PROBLEM DESCRIPTION: Locate every line below that contains the word "JSON" and copy it.
-*-
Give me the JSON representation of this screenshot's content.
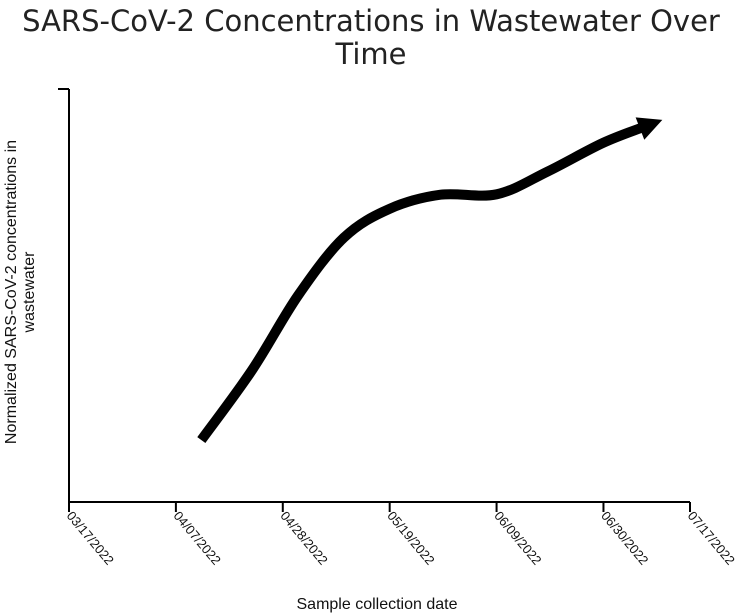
{
  "chart_data": {
    "type": "line",
    "title": "SARS-CoV-2 Concentrations in Wastewater Over Time",
    "xlabel": "Sample collection date",
    "ylabel": "Normalized SARS-CoV-2 concentrations in wastewater",
    "x_ticks": [
      "03/17/2022",
      "04/07/2022",
      "04/28/2022",
      "05/19/2022",
      "06/09/2022",
      "06/30/2022",
      "07/17/2022"
    ],
    "y_ticks": [],
    "grid": false,
    "legend": "none",
    "series": [
      {
        "line_color": "#000000",
        "arrow_at_end": true,
        "points": [
          {
            "x": "04/12/2022",
            "y": 0.15
          },
          {
            "x": "04/22/2022",
            "y": 0.32
          },
          {
            "x": "05/01/2022",
            "y": 0.5
          },
          {
            "x": "05/10/2022",
            "y": 0.64
          },
          {
            "x": "05/19/2022",
            "y": 0.71
          },
          {
            "x": "05/29/2022",
            "y": 0.744
          },
          {
            "x": "06/09/2022",
            "y": 0.745
          },
          {
            "x": "06/19/2022",
            "y": 0.8
          },
          {
            "x": "06/30/2022",
            "y": 0.87
          },
          {
            "x": "07/09/2022",
            "y": 0.913
          }
        ]
      }
    ]
  }
}
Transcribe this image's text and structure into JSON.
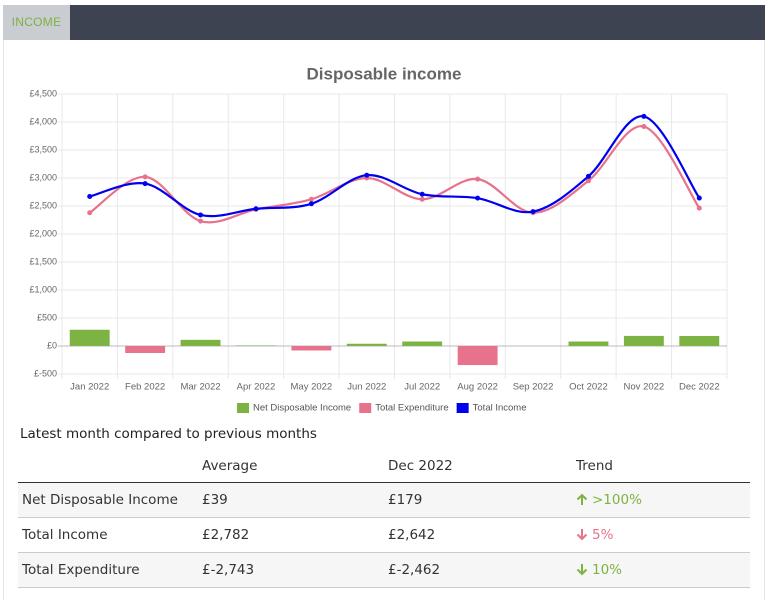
{
  "tab": "INCOME",
  "chart_data": {
    "type": "combo",
    "title": "Disposable income",
    "categories": [
      "Jan 2022",
      "Feb 2022",
      "Mar 2022",
      "Apr 2022",
      "May 2022",
      "Jun 2022",
      "Jul 2022",
      "Aug 2022",
      "Sep 2022",
      "Oct 2022",
      "Nov 2022",
      "Dec 2022"
    ],
    "series": [
      {
        "name": "Net Disposable Income",
        "type": "bar",
        "color": "#7cb342",
        "negative_color": "#e8728b",
        "values": [
          290,
          -125,
          110,
          10,
          -80,
          40,
          80,
          -340,
          0,
          80,
          180,
          179
        ]
      },
      {
        "name": "Total Expenditure",
        "type": "line",
        "color": "#e8728b",
        "values": [
          2380,
          3020,
          2230,
          2440,
          2620,
          3000,
          2620,
          2980,
          2380,
          2950,
          3920,
          2462
        ]
      },
      {
        "name": "Total Income",
        "type": "line",
        "color": "#0000ee",
        "values": [
          2670,
          2900,
          2340,
          2450,
          2540,
          3050,
          2710,
          2640,
          2400,
          3030,
          4100,
          2642
        ]
      }
    ],
    "ylim": [
      -500,
      4500
    ],
    "yticks": [
      {
        "value": -500,
        "label": "£-500"
      },
      {
        "value": 0,
        "label": "£0"
      },
      {
        "value": 500,
        "label": "£500"
      },
      {
        "value": 1000,
        "label": "£1,000"
      },
      {
        "value": 1500,
        "label": "£1,500"
      },
      {
        "value": 2000,
        "label": "£2,000"
      },
      {
        "value": 2500,
        "label": "£2,500"
      },
      {
        "value": 3000,
        "label": "£3,000"
      },
      {
        "value": 3500,
        "label": "£3,500"
      },
      {
        "value": 4000,
        "label": "£4,000"
      },
      {
        "value": 4500,
        "label": "£4,500"
      }
    ],
    "grid": true,
    "legend": "bottom"
  },
  "table": {
    "caption": "Latest month compared to previous months",
    "columns": [
      "Average",
      "Dec 2022",
      "Trend"
    ],
    "rows": [
      [
        "Net Disposable Income",
        "£39",
        "£179",
        ">100%"
      ],
      [
        "Total Income",
        "£2,782",
        "£2,642",
        "5%"
      ],
      [
        "Total Expenditure",
        "£-2,743",
        "£-2,462",
        "10%"
      ]
    ]
  }
}
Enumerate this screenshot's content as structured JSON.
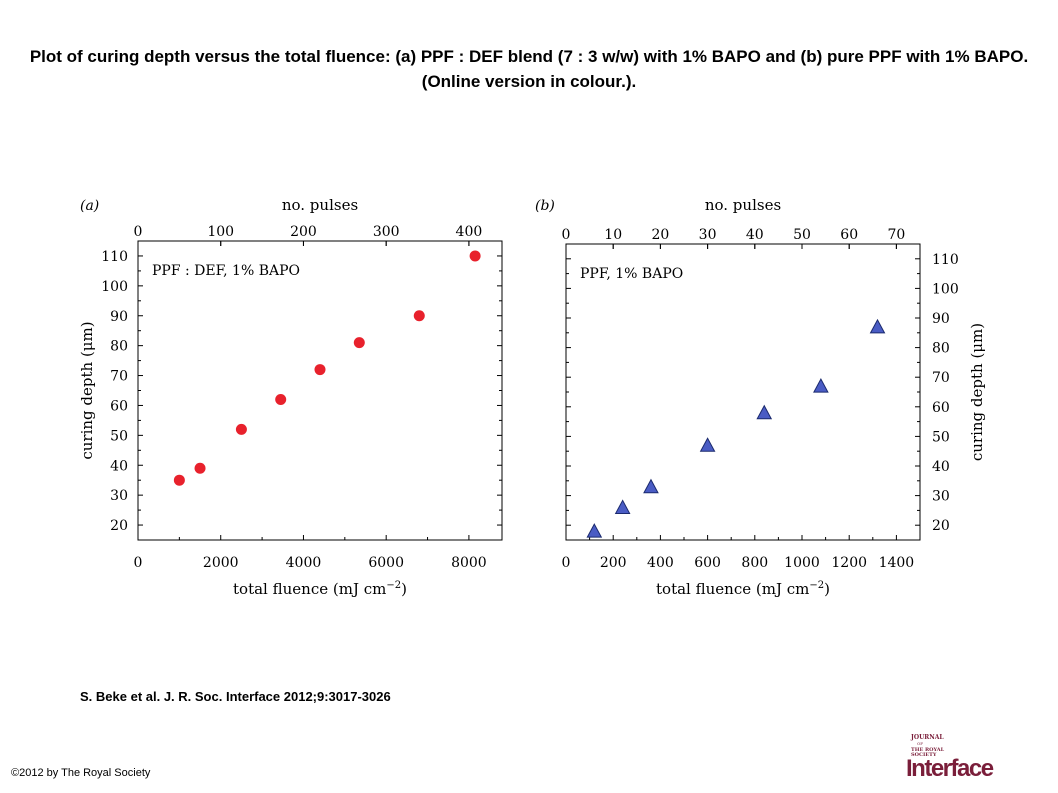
{
  "title": "Plot of curing depth versus the total fluence: (a) PPF : DEF blend (7 : 3 w/w) with 1% BAPO and (b) pure PPF with 1% BAPO. (Online version in colour.).",
  "citation": "S. Beke et al. J. R. Soc. Interface 2012;9:3017-3026",
  "copyright": "©2012 by The Royal Society",
  "logo": {
    "line1": "JOURNAL",
    "line2": "OF",
    "line3": "THE ROYAL",
    "line4": "SOCIETY",
    "word": "Interface"
  },
  "colors": {
    "series_a": "#e8212c",
    "series_b": "#4a5cc4",
    "series_b_edge": "#1b2a6e",
    "logo": "#7a1e3a"
  },
  "chart_data": [
    {
      "type": "scatter",
      "panel_label": "(a)",
      "annotation": "PPF : DEF, 1% BAPO",
      "xlabel": "total fluence (mJ cm−2)",
      "ylabel": "curing depth (μm)",
      "top_xlabel": "no. pulses",
      "xlim": [
        0,
        8800
      ],
      "ylim": [
        15,
        115
      ],
      "top_xlim": [
        0,
        440
      ],
      "xticks": [
        0,
        2000,
        4000,
        6000,
        8000
      ],
      "yticks": [
        20,
        30,
        40,
        50,
        60,
        70,
        80,
        90,
        100,
        110
      ],
      "top_xticks": [
        0,
        100,
        200,
        300,
        400
      ],
      "y_axis_side": "left",
      "marker": "circle",
      "series": [
        {
          "x": [
            1000,
            1500,
            2500,
            3450,
            4400,
            5350,
            6800,
            8150
          ],
          "y": [
            35,
            39,
            52,
            62,
            72,
            81,
            90,
            110
          ]
        }
      ]
    },
    {
      "type": "scatter",
      "panel_label": "(b)",
      "annotation": "PPF, 1% BAPO",
      "xlabel": "total fluence (mJ cm−2)",
      "ylabel": "curing depth (μm)",
      "top_xlabel": "no. pulses",
      "xlim": [
        0,
        1500
      ],
      "ylim": [
        15,
        115
      ],
      "top_xlim": [
        0,
        75
      ],
      "xticks": [
        0,
        200,
        400,
        600,
        800,
        1000,
        1200,
        1400
      ],
      "yticks": [
        20,
        30,
        40,
        50,
        60,
        70,
        80,
        90,
        100,
        110
      ],
      "top_xticks": [
        0,
        10,
        20,
        30,
        40,
        50,
        60,
        70
      ],
      "y_axis_side": "right",
      "marker": "triangle",
      "series": [
        {
          "x": [
            120,
            240,
            360,
            600,
            840,
            1080,
            1320
          ],
          "y": [
            18,
            26,
            33,
            47,
            58,
            67,
            87
          ]
        }
      ]
    }
  ]
}
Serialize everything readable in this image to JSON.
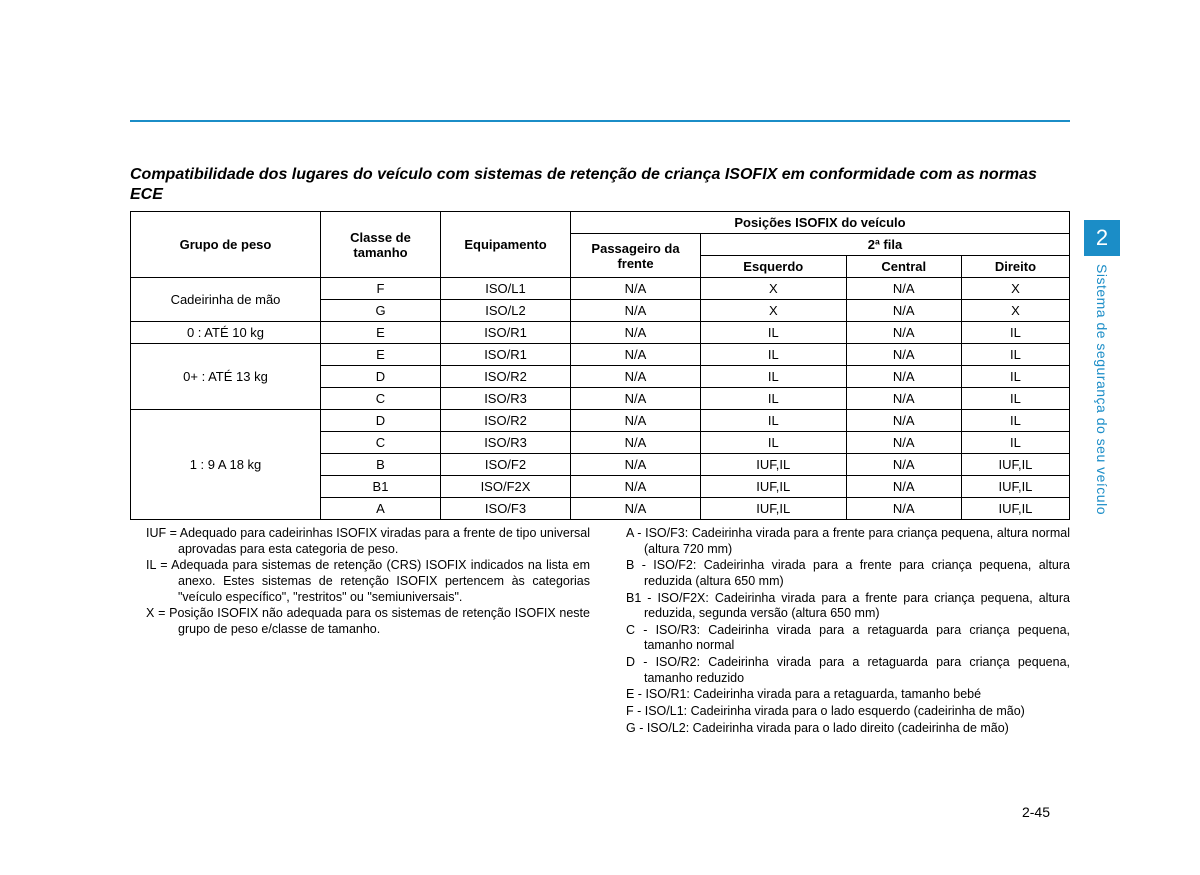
{
  "colors": {
    "accent": "#1b8dc7",
    "text": "#000000",
    "background": "#ffffff",
    "border": "#000000"
  },
  "sideTab": {
    "number": "2",
    "text": "Sistema de segurança do seu veículo"
  },
  "title": "Compatibilidade dos lugares do veículo com sistemas de retenção de criança ISOFIX em conformidade com as normas ECE",
  "table": {
    "headers": {
      "grupo": "Grupo de peso",
      "classe": "Classe de tamanho",
      "equip": "Equipamento",
      "posicoes": "Posições ISOFIX do veículo",
      "passageiro": "Passageiro da frente",
      "fila2": "2ª fila",
      "esq": "Esquerdo",
      "central": "Central",
      "dir": "Direito"
    },
    "groups": [
      {
        "label": "Cadeirinha de mão",
        "rows": [
          {
            "classe": "F",
            "equip": "ISO/L1",
            "pf": "N/A",
            "esq": "X",
            "cen": "N/A",
            "dir": "X"
          },
          {
            "classe": "G",
            "equip": "ISO/L2",
            "pf": "N/A",
            "esq": "X",
            "cen": "N/A",
            "dir": "X"
          }
        ]
      },
      {
        "label": "0 : ATÉ 10 kg",
        "rows": [
          {
            "classe": "E",
            "equip": "ISO/R1",
            "pf": "N/A",
            "esq": "IL",
            "cen": "N/A",
            "dir": "IL"
          }
        ]
      },
      {
        "label": "0+ : ATÉ 13 kg",
        "rows": [
          {
            "classe": "E",
            "equip": "ISO/R1",
            "pf": "N/A",
            "esq": "IL",
            "cen": "N/A",
            "dir": "IL"
          },
          {
            "classe": "D",
            "equip": "ISO/R2",
            "pf": "N/A",
            "esq": "IL",
            "cen": "N/A",
            "dir": "IL"
          },
          {
            "classe": "C",
            "equip": "ISO/R3",
            "pf": "N/A",
            "esq": "IL",
            "cen": "N/A",
            "dir": "IL"
          }
        ]
      },
      {
        "label": "1 : 9 A 18 kg",
        "rows": [
          {
            "classe": "D",
            "equip": "ISO/R2",
            "pf": "N/A",
            "esq": "IL",
            "cen": "N/A",
            "dir": "IL"
          },
          {
            "classe": "C",
            "equip": "ISO/R3",
            "pf": "N/A",
            "esq": "IL",
            "cen": "N/A",
            "dir": "IL"
          },
          {
            "classe": "B",
            "equip": "ISO/F2",
            "pf": "N/A",
            "esq": "IUF,IL",
            "cen": "N/A",
            "dir": "IUF,IL"
          },
          {
            "classe": "B1",
            "equip": "ISO/F2X",
            "pf": "N/A",
            "esq": "IUF,IL",
            "cen": "N/A",
            "dir": "IUF,IL"
          },
          {
            "classe": "A",
            "equip": "ISO/F3",
            "pf": "N/A",
            "esq": "IUF,IL",
            "cen": "N/A",
            "dir": "IUF,IL"
          }
        ]
      }
    ]
  },
  "legendsLeft": [
    "IUF = Adequado para cadeirinhas ISOFIX viradas para a frente de tipo universal aprovadas para esta categoria de peso.",
    "IL = Adequada para sistemas de retenção (CRS) ISOFIX indicados na lista em anexo. Estes sistemas de retenção ISOFIX pertencem às categorias \"veículo específico\", \"restritos\" ou \"semiuniversais\".",
    "X = Posição ISOFIX não adequada para os sistemas de retenção ISOFIX neste grupo de peso e/classe de tamanho."
  ],
  "legendsRight": [
    "A - ISO/F3: Cadeirinha virada para a frente para criança pequena, altura normal (altura 720 mm)",
    "B - ISO/F2: Cadeirinha virada para a frente para criança pequena, altura reduzida (altura 650 mm)",
    "B1 - ISO/F2X: Cadeirinha virada para a frente para criança pequena, altura reduzida, segunda versão (altura 650 mm)",
    "C - ISO/R3: Cadeirinha virada para a retaguarda para criança pequena, tamanho normal",
    "D - ISO/R2: Cadeirinha virada para a retaguarda para criança pequena, tamanho reduzido",
    "E - ISO/R1: Cadeirinha virada para a retaguarda, tamanho bebé",
    "F - ISO/L1: Cadeirinha virada para o lado esquerdo (cadeirinha de mão)",
    "G - ISO/L2: Cadeirinha virada para o lado direito (cadeirinha de mão)"
  ],
  "pageNumber": "2-45"
}
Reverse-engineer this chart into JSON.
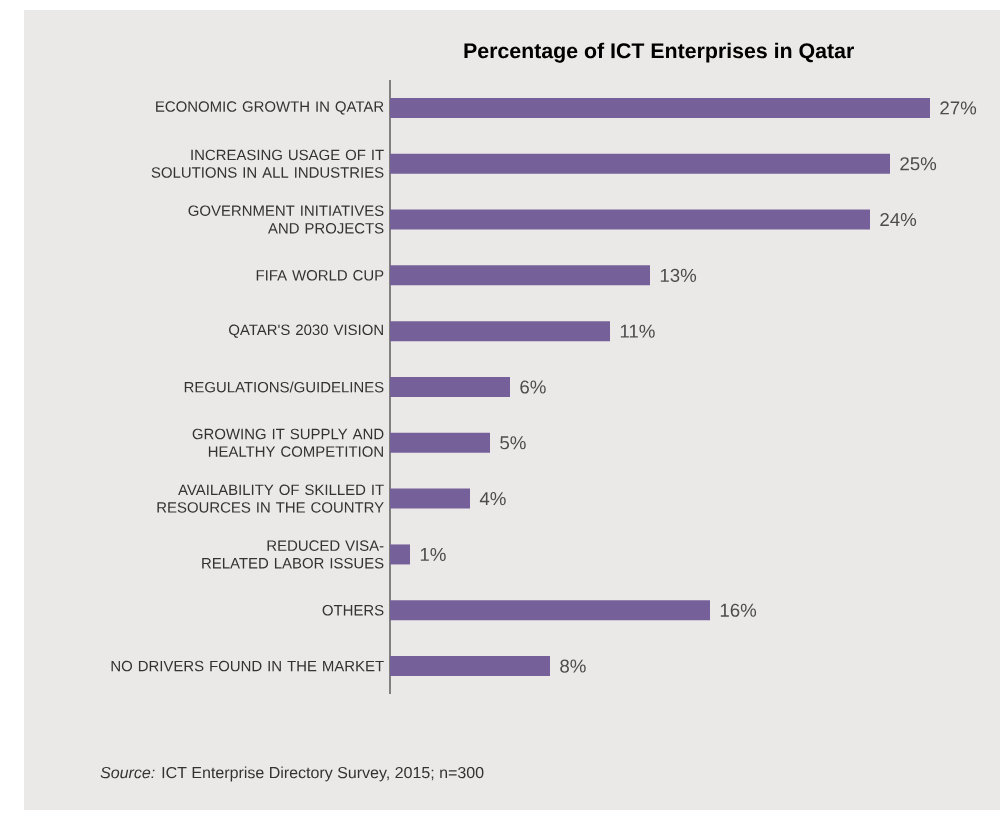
{
  "chart_data": {
    "type": "bar",
    "orientation": "horizontal",
    "title": "**Percentage of ICT Enterprises in Qatar**",
    "categories": [
      "ECONOMIC GROWTH IN QATAR",
      "INCREASING USAGE OF IT SOLUTIONS IN ALL INDUSTRIES",
      "GOVERNMENT INITIATIVES AND PROJECTS",
      "FIFA WORLD CUP",
      "QATAR'S 2030 VISION",
      "REGULATIONS/GUIDELINES",
      "GROWING IT SUPPLY AND HEALTHY COMPETITION",
      "AVAILABILITY OF SKILLED IT RESOURCES IN THE COUNTRY",
      "REDUCED VISA-RELATED LABOR ISSUES",
      "OTHERS",
      "NO DRIVERS FOUND IN THE MARKET"
    ],
    "values": [
      27,
      25,
      24,
      13,
      11,
      6,
      5,
      4,
      1,
      16,
      8
    ],
    "value_labels": [
      "27%",
      "25%",
      "24%",
      "13%",
      "11%",
      "6%",
      "5%",
      "4%",
      "1%",
      "16%",
      "8%"
    ],
    "color": "#76609a",
    "annotations": [
      "*Source:* ICT Enterprise Directory Survey, 2015; n=300"
    ]
  }
}
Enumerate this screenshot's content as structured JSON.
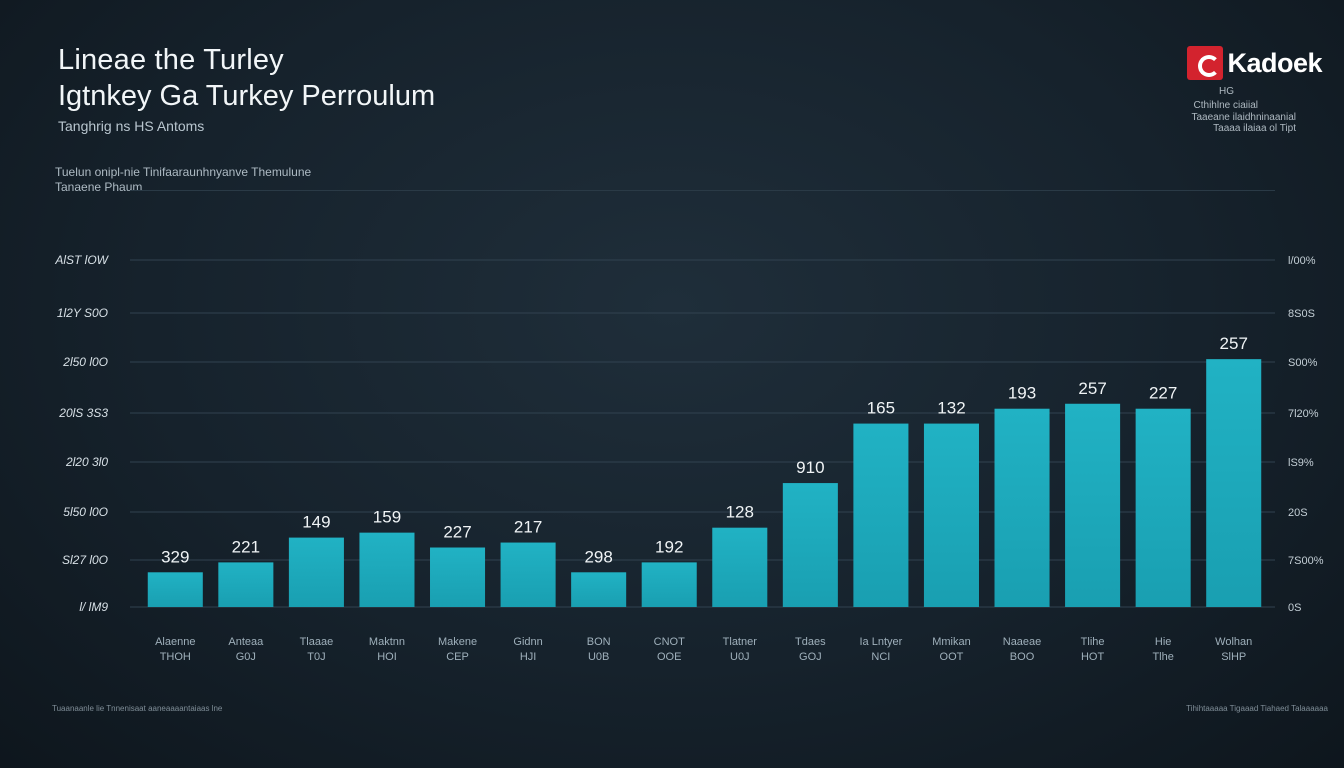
-*-
RESULT OF THE TASK:
Give me the JSON representation of this screenshot's content.
Transcribe this image's text and structure into JSON.
Enumerate this screenshot's content as structured JSON.
Serialize everything readable in this image to JSON.
Reverse-engineer this chart into JSON.
Enumerate this screenshot's content as structured JSON.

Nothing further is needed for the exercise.